### Stated task
Reproduce the full listing below line for line, with no changes.

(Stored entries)

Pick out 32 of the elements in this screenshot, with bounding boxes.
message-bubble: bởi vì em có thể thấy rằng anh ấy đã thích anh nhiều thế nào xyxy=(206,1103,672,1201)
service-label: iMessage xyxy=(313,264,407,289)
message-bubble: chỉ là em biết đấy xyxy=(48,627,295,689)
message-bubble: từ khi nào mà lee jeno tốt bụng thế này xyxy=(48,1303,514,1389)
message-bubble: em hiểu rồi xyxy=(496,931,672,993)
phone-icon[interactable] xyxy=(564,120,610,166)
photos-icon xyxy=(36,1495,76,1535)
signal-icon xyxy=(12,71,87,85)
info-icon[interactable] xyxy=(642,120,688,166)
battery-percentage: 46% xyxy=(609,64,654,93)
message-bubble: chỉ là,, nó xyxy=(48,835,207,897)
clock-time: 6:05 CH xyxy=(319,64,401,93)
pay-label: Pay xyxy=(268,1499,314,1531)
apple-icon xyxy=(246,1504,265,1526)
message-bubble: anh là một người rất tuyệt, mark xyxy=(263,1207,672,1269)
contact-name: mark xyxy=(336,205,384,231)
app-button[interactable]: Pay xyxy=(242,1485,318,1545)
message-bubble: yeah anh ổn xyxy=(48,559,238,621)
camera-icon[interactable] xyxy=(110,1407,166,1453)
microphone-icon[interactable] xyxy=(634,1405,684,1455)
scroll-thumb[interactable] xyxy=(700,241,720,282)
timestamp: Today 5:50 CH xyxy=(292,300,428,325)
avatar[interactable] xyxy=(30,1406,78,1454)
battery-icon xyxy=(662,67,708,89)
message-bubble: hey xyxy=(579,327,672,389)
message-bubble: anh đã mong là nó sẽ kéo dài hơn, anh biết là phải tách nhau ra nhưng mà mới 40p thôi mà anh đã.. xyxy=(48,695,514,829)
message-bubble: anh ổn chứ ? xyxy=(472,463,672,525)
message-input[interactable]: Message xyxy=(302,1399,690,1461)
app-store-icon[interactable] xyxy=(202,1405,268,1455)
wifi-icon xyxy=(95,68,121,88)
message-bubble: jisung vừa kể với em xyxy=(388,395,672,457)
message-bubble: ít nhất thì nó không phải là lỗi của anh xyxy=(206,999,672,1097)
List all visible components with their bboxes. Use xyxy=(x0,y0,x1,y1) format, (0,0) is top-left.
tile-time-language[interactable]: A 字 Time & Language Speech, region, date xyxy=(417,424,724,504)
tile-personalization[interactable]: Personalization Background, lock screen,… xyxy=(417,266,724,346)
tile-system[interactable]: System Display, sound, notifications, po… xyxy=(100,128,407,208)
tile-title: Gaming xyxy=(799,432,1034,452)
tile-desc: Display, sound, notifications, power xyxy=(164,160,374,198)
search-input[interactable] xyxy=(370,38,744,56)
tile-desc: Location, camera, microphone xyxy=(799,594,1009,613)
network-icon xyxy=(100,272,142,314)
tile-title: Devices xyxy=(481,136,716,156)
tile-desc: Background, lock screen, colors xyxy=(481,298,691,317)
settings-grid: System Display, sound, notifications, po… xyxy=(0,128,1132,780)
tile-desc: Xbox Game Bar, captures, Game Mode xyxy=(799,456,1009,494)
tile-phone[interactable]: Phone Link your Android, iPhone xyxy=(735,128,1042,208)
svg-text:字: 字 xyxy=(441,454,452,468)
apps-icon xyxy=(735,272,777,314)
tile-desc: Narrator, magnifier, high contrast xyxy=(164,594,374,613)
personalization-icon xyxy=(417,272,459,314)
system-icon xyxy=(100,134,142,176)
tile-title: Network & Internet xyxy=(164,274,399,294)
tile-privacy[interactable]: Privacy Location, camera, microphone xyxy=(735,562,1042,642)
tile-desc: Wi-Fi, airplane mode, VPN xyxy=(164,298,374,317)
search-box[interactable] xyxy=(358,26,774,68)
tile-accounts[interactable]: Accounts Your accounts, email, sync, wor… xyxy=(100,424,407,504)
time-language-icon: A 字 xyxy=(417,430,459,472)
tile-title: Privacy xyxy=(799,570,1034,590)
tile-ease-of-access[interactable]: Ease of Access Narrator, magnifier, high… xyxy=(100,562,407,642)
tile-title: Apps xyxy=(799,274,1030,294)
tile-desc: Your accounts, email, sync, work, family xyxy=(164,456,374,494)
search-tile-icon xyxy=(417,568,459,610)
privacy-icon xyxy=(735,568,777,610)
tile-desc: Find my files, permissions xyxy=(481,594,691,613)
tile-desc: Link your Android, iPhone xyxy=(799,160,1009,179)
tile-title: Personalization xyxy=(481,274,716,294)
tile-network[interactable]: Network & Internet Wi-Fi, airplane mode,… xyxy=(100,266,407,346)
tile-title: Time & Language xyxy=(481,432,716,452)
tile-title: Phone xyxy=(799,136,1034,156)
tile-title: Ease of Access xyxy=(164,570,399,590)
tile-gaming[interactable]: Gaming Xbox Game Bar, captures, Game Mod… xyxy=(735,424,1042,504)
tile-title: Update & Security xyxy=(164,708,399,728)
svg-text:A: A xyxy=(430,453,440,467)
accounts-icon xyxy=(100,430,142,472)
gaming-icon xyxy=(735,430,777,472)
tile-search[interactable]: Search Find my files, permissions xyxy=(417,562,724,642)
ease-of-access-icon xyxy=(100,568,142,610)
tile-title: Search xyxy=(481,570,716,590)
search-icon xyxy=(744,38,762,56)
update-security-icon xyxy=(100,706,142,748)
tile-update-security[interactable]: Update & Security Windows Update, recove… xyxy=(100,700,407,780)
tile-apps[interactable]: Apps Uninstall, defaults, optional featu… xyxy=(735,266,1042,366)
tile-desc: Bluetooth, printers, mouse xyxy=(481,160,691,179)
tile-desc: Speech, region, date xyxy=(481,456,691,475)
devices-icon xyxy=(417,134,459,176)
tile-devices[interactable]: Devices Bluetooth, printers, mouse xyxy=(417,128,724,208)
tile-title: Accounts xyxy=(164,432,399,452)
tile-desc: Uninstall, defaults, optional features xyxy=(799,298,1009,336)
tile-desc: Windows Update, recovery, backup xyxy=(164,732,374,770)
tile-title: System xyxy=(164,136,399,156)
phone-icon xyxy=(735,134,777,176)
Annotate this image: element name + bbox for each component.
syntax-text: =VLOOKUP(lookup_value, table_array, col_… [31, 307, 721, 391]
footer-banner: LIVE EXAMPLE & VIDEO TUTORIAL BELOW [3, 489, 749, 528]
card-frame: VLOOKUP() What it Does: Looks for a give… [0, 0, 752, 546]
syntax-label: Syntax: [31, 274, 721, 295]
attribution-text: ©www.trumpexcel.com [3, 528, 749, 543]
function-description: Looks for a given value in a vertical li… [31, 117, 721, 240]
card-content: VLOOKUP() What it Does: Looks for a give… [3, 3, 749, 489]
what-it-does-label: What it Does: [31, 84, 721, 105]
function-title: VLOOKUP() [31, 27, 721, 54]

### Answer to this task
Pick out 32 of the elements in this screenshot, with bounding boxes.
message-bubble: bởi vì em có thể thấy rằng anh ấy đã thích anh nhiều thế nào xyxy=(206,1103,672,1201)
service-label: iMessage xyxy=(313,264,407,289)
message-bubble: chỉ là em biết đấy xyxy=(48,627,295,689)
message-bubble: từ khi nào mà lee jeno tốt bụng thế này xyxy=(48,1303,514,1389)
message-bubble: em hiểu rồi xyxy=(496,931,672,993)
phone-icon[interactable] xyxy=(564,120,610,166)
photos-icon xyxy=(36,1495,76,1535)
signal-icon xyxy=(12,71,87,85)
info-icon[interactable] xyxy=(642,120,688,166)
battery-percentage: 46% xyxy=(609,64,654,93)
message-bubble: chỉ là,, nó xyxy=(48,835,207,897)
clock-time: 6:05 CH xyxy=(319,64,401,93)
pay-label: Pay xyxy=(268,1499,314,1531)
apple-icon xyxy=(246,1504,265,1526)
message-bubble: anh là một người rất tuyệt, mark xyxy=(263,1207,672,1269)
contact-name: mark xyxy=(336,205,384,231)
app-button[interactable]: Pay xyxy=(242,1485,318,1545)
message-bubble: yeah anh ổn xyxy=(48,559,238,621)
camera-icon[interactable] xyxy=(110,1407,166,1453)
microphone-icon[interactable] xyxy=(634,1405,684,1455)
scroll-thumb[interactable] xyxy=(700,241,720,282)
timestamp: Today 5:50 CH xyxy=(292,300,428,325)
avatar[interactable] xyxy=(30,1406,78,1454)
battery-icon xyxy=(662,67,708,89)
message-bubble: hey xyxy=(579,327,672,389)
message-bubble: anh đã mong là nó sẽ kéo dài hơn, anh biết là phải tách nhau ra nhưng mà mới 40p thôi mà anh đã.. xyxy=(48,695,514,829)
message-bubble: anh ổn chứ ? xyxy=(472,463,672,525)
message-input[interactable]: Message xyxy=(302,1399,690,1461)
app-store-icon[interactable] xyxy=(202,1405,268,1455)
wifi-icon xyxy=(95,68,121,88)
message-bubble: jisung vừa kể với em xyxy=(388,395,672,457)
message-bubble: ít nhất thì nó không phải là lỗi của anh xyxy=(206,999,672,1097)
List all visible components with their bboxes. Use xyxy=(x0,y0,x1,y1) format, (0,0) is top-left.
tile-time-language[interactable]: A 字 Time & Language Speech, region, date xyxy=(417,424,724,504)
tile-personalization[interactable]: Personalization Background, lock screen,… xyxy=(417,266,724,346)
tile-system[interactable]: System Display, sound, notifications, po… xyxy=(100,128,407,208)
tile-title: Gaming xyxy=(799,432,1034,452)
tile-desc: Display, sound, notifications, power xyxy=(164,160,374,198)
search-input[interactable] xyxy=(370,38,744,56)
tile-desc: Location, camera, microphone xyxy=(799,594,1009,613)
network-icon xyxy=(100,272,142,314)
tile-title: Devices xyxy=(481,136,716,156)
tile-desc: Background, lock screen, colors xyxy=(481,298,691,317)
settings-grid: System Display, sound, notifications, po… xyxy=(0,128,1132,780)
tile-desc: Xbox Game Bar, captures, Game Mode xyxy=(799,456,1009,494)
tile-phone[interactable]: Phone Link your Android, iPhone xyxy=(735,128,1042,208)
svg-text:字: 字 xyxy=(441,454,452,468)
apps-icon xyxy=(735,272,777,314)
tile-desc: Narrator, magnifier, high contrast xyxy=(164,594,374,613)
personalization-icon xyxy=(417,272,459,314)
system-icon xyxy=(100,134,142,176)
tile-title: Network & Internet xyxy=(164,274,399,294)
tile-privacy[interactable]: Privacy Location, camera, microphone xyxy=(735,562,1042,642)
tile-desc: Wi-Fi, airplane mode, VPN xyxy=(164,298,374,317)
search-box[interactable] xyxy=(358,26,774,68)
tile-accounts[interactable]: Accounts Your accounts, email, sync, wor… xyxy=(100,424,407,504)
time-language-icon: A 字 xyxy=(417,430,459,472)
tile-title: Privacy xyxy=(799,570,1034,590)
tile-ease-of-access[interactable]: Ease of Access Narrator, magnifier, high… xyxy=(100,562,407,642)
tile-title: Apps xyxy=(799,274,1030,294)
tile-desc: Your accounts, email, sync, work, family xyxy=(164,456,374,494)
search-tile-icon xyxy=(417,568,459,610)
privacy-icon xyxy=(735,568,777,610)
tile-desc: Find my files, permissions xyxy=(481,594,691,613)
tile-desc: Link your Android, iPhone xyxy=(799,160,1009,179)
tile-title: Personalization xyxy=(481,274,716,294)
tile-network[interactable]: Network & Internet Wi-Fi, airplane mode,… xyxy=(100,266,407,346)
tile-title: Time & Language xyxy=(481,432,716,452)
tile-title: Phone xyxy=(799,136,1034,156)
tile-title: Ease of Access xyxy=(164,570,399,590)
tile-gaming[interactable]: Gaming Xbox Game Bar, captures, Game Mod… xyxy=(735,424,1042,504)
tile-title: Update & Security xyxy=(164,708,399,728)
svg-text:A: A xyxy=(430,453,440,467)
accounts-icon xyxy=(100,430,142,472)
gaming-icon xyxy=(735,430,777,472)
tile-search[interactable]: Search Find my files, permissions xyxy=(417,562,724,642)
ease-of-access-icon xyxy=(100,568,142,610)
tile-title: Search xyxy=(481,570,716,590)
search-icon xyxy=(744,38,762,56)
update-security-icon xyxy=(100,706,142,748)
tile-update-security[interactable]: Update & Security Windows Update, recove… xyxy=(100,700,407,780)
tile-apps[interactable]: Apps Uninstall, defaults, optional featu… xyxy=(735,266,1042,366)
tile-desc: Bluetooth, printers, mouse xyxy=(481,160,691,179)
tile-desc: Speech, region, date xyxy=(481,456,691,475)
devices-icon xyxy=(417,134,459,176)
tile-devices[interactable]: Devices Bluetooth, printers, mouse xyxy=(417,128,724,208)
tile-title: Accounts xyxy=(164,432,399,452)
tile-desc: Uninstall, defaults, optional features xyxy=(799,298,1009,336)
tile-desc: Windows Update, recovery, backup xyxy=(164,732,374,770)
tile-title: System xyxy=(164,136,399,156)
phone-icon xyxy=(735,134,777,176)
Annotate this image: element name + bbox for each component.
syntax-text: =VLOOKUP(lookup_value, table_array, col_… [31, 307, 721, 391]
footer-banner: LIVE EXAMPLE & VIDEO TUTORIAL BELOW [3, 489, 749, 528]
card-frame: VLOOKUP() What it Does: Looks for a give… [0, 0, 752, 546]
syntax-label: Syntax: [31, 274, 721, 295]
attribution-text: ©www.trumpexcel.com [3, 528, 749, 543]
function-description: Looks for a given value in a vertical li… [31, 117, 721, 240]
card-content: VLOOKUP() What it Does: Looks for a give… [3, 3, 749, 489]
what-it-does-label: What it Does: [31, 84, 721, 105]
function-title: VLOOKUP() [31, 27, 721, 54]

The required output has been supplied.